[START]

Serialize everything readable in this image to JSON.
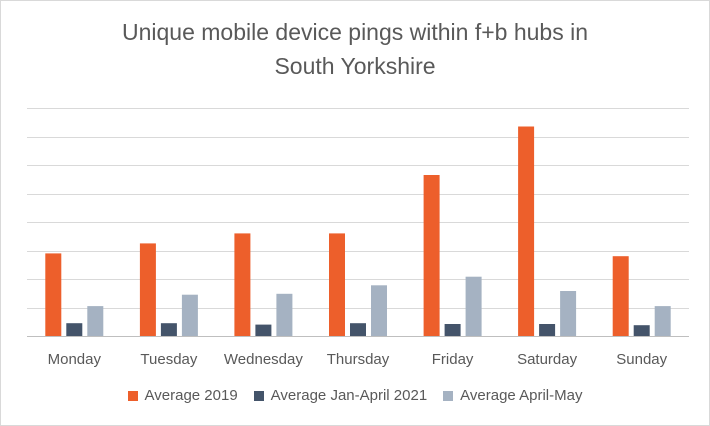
{
  "chart_data": {
    "type": "bar",
    "title_lines": [
      "Unique mobile device pings within f+b hubs in",
      "South Yorkshire"
    ],
    "categories": [
      "Monday",
      "Tuesday",
      "Wednesday",
      "Thursday",
      "Friday",
      "Saturday",
      "Sunday"
    ],
    "series": [
      {
        "name": "Average 2019",
        "color": "#ed5f2b",
        "values": [
          2.9,
          3.25,
          3.6,
          3.6,
          5.65,
          7.35,
          2.8
        ]
      },
      {
        "name": "Average Jan-April 2021",
        "color": "#44546a",
        "values": [
          0.45,
          0.45,
          0.4,
          0.45,
          0.42,
          0.42,
          0.38
        ]
      },
      {
        "name": "Average April-May",
        "color": "#a5b2c2",
        "values": [
          1.05,
          1.45,
          1.48,
          1.78,
          2.08,
          1.58,
          1.05
        ]
      }
    ],
    "ylim": [
      0,
      8
    ],
    "y_gridlines": 8,
    "y_tick_labels_shown": false,
    "grid": true,
    "legend_position": "bottom"
  }
}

[END]

▸ SET EXERCISE: Using the entries above, return each line in which the word "name" occurs.

▸ EXERCISE OUTPUT:
        "name": "Average 2019",
        "name": "Average Jan-April 2021",
        "name": "Average April-May",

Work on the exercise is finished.